Given problem:
Output the data below in full, character for character.

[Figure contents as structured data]

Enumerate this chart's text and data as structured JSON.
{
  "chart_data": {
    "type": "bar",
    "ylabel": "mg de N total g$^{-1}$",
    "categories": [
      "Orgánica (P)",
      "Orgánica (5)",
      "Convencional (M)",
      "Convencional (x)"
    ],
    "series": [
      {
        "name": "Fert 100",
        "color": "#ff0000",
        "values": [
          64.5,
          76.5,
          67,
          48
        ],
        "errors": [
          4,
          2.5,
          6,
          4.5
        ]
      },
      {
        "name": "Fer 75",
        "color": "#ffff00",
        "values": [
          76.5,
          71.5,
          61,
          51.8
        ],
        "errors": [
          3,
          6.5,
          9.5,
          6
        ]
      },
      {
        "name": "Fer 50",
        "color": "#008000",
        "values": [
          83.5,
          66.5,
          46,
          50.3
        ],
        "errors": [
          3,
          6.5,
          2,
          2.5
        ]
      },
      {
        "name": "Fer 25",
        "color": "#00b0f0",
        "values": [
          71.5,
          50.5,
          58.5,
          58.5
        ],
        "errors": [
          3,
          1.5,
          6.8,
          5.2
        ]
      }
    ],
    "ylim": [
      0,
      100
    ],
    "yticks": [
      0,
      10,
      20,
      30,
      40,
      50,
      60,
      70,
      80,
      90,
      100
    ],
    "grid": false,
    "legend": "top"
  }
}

Result of this task:
Enumerate this chart's text and data as structured JSON.
{
  "chart_data": {
    "type": "bar",
    "ylabel": "mg de N total g$^{-1}$",
    "categories": [
      "Orgánica (P)",
      "Orgánica (5)",
      "Convencional (M)",
      "Convencional (x)"
    ],
    "series": [
      {
        "name": "Fert 100",
        "color": "#ff0000",
        "values": [
          64.5,
          76.5,
          67,
          48
        ],
        "errors": [
          4,
          2.5,
          6,
          4.5
        ]
      },
      {
        "name": "Fer 75",
        "color": "#ffff00",
        "values": [
          76.5,
          71.5,
          61,
          51.8
        ],
        "errors": [
          3,
          6.5,
          9.5,
          6
        ]
      },
      {
        "name": "Fer 50",
        "color": "#008000",
        "values": [
          83.5,
          66.5,
          46,
          50.3
        ],
        "errors": [
          3,
          6.5,
          2,
          2.5
        ]
      },
      {
        "name": "Fer 25",
        "color": "#00b0f0",
        "values": [
          71.5,
          50.5,
          58.5,
          58.5
        ],
        "errors": [
          3,
          1.5,
          6.8,
          5.2
        ]
      }
    ],
    "ylim": [
      0,
      100
    ],
    "yticks": [
      0,
      10,
      20,
      30,
      40,
      50,
      60,
      70,
      80,
      90,
      100
    ],
    "grid": false,
    "legend": "top"
  }
}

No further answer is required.